(Stored data)
######
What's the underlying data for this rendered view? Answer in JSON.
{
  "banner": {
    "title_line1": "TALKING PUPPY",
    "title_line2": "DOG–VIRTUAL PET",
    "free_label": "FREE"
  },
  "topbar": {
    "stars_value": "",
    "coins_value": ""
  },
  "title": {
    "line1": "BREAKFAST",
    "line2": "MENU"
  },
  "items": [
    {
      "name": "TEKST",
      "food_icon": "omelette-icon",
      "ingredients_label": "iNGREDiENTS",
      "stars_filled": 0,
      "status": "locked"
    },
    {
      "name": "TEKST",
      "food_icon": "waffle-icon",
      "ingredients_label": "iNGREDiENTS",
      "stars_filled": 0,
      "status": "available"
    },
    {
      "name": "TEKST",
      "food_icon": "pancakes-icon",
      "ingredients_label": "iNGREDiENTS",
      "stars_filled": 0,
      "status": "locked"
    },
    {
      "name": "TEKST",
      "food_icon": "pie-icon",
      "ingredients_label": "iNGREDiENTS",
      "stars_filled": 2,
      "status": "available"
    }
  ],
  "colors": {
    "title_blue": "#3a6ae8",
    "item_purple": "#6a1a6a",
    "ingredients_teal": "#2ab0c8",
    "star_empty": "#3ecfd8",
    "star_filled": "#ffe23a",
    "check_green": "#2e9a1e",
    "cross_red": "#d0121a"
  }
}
######
Each line above must be printed exactly as it appears.

What's the underlying data for this rendered view? Answer in JSON.
{
  "banner": {
    "title_line1": "TALKING PUPPY",
    "title_line2": "DOG–VIRTUAL PET",
    "free_label": "FREE"
  },
  "topbar": {
    "stars_value": "",
    "coins_value": ""
  },
  "title": {
    "line1": "BREAKFAST",
    "line2": "MENU"
  },
  "items": [
    {
      "name": "TEKST",
      "food_icon": "omelette-icon",
      "ingredients_label": "iNGREDiENTS",
      "stars_filled": 0,
      "status": "locked"
    },
    {
      "name": "TEKST",
      "food_icon": "waffle-icon",
      "ingredients_label": "iNGREDiENTS",
      "stars_filled": 0,
      "status": "available"
    },
    {
      "name": "TEKST",
      "food_icon": "pancakes-icon",
      "ingredients_label": "iNGREDiENTS",
      "stars_filled": 0,
      "status": "locked"
    },
    {
      "name": "TEKST",
      "food_icon": "pie-icon",
      "ingredients_label": "iNGREDiENTS",
      "stars_filled": 2,
      "status": "available"
    }
  ],
  "colors": {
    "title_blue": "#3a6ae8",
    "item_purple": "#6a1a6a",
    "ingredients_teal": "#2ab0c8",
    "star_empty": "#3ecfd8",
    "star_filled": "#ffe23a",
    "check_green": "#2e9a1e",
    "cross_red": "#d0121a"
  }
}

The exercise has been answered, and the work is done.